GIVEN INSTRUCTION: Return all lines below containing the word "this".

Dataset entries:
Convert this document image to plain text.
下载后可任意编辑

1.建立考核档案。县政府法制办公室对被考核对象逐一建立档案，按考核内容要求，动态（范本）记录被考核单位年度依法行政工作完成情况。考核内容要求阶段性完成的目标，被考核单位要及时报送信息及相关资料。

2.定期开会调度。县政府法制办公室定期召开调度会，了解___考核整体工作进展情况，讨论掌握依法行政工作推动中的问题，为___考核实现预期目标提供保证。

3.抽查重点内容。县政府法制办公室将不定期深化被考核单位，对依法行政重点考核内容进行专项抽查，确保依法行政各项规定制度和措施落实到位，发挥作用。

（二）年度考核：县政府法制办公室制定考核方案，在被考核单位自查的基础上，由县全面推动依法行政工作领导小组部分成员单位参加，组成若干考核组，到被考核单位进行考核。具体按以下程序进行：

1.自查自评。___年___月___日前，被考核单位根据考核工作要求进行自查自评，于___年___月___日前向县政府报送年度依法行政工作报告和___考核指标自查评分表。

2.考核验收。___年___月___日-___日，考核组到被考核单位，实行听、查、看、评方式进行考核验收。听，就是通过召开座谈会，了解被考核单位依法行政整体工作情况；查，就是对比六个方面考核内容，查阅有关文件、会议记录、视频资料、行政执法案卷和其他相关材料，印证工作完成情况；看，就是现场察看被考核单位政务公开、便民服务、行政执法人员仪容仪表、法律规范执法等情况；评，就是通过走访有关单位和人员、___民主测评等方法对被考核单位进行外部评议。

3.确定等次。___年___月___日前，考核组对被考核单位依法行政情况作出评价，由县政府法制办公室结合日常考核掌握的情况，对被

---

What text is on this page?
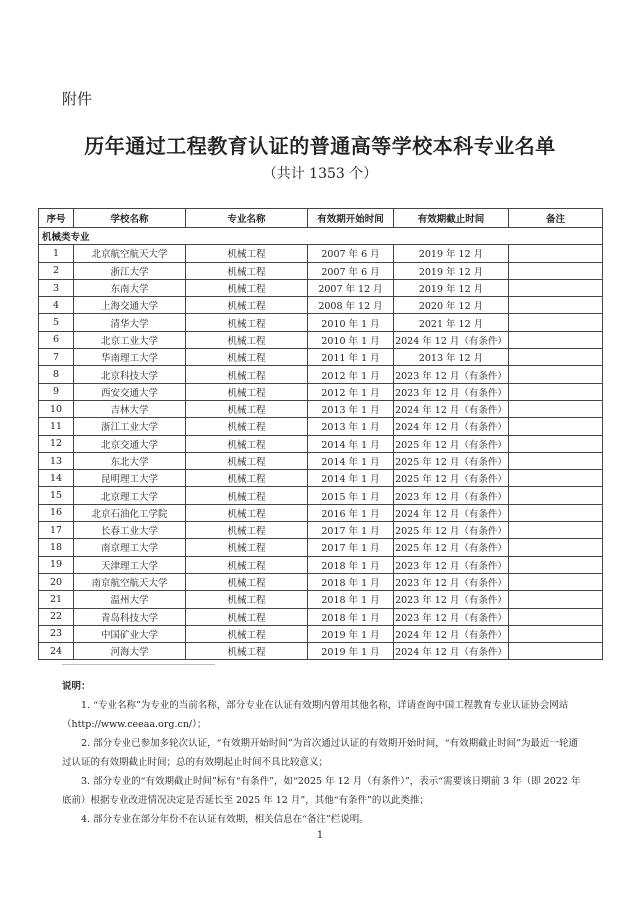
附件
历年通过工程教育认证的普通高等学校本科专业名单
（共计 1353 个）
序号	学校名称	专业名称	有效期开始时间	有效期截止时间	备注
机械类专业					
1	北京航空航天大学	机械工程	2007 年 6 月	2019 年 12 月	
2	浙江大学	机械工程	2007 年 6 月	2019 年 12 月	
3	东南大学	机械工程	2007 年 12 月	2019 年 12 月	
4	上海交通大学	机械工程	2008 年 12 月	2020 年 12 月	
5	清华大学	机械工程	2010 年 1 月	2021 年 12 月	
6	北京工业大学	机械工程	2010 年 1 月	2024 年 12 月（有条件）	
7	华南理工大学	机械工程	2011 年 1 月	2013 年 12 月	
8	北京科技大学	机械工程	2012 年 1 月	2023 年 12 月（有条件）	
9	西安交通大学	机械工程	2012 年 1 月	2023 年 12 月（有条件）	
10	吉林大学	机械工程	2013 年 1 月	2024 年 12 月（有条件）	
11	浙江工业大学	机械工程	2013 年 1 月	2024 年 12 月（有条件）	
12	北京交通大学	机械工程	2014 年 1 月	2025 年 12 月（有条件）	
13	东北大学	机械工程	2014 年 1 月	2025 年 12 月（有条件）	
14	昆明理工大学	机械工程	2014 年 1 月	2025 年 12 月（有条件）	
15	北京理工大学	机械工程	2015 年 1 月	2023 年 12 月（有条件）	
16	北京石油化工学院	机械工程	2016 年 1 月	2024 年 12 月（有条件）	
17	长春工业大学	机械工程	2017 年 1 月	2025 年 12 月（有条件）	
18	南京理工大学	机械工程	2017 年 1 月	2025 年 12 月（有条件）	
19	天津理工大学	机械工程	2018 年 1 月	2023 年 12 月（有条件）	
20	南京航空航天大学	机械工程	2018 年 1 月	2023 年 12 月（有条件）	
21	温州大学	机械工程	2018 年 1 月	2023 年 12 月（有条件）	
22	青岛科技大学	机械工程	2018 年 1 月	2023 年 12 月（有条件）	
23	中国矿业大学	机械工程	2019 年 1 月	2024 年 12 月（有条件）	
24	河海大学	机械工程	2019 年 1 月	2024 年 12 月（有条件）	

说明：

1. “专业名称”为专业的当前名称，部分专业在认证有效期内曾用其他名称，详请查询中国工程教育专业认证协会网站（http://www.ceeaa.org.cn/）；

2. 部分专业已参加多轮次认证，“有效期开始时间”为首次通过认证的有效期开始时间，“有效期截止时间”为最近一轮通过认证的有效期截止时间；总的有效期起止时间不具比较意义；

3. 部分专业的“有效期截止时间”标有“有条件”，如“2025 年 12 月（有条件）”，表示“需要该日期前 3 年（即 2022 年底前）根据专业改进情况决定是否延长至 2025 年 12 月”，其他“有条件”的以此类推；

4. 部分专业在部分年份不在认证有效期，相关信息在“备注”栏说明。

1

FINAL RESULT:
Convert this document image to plain text.
What text is on this page?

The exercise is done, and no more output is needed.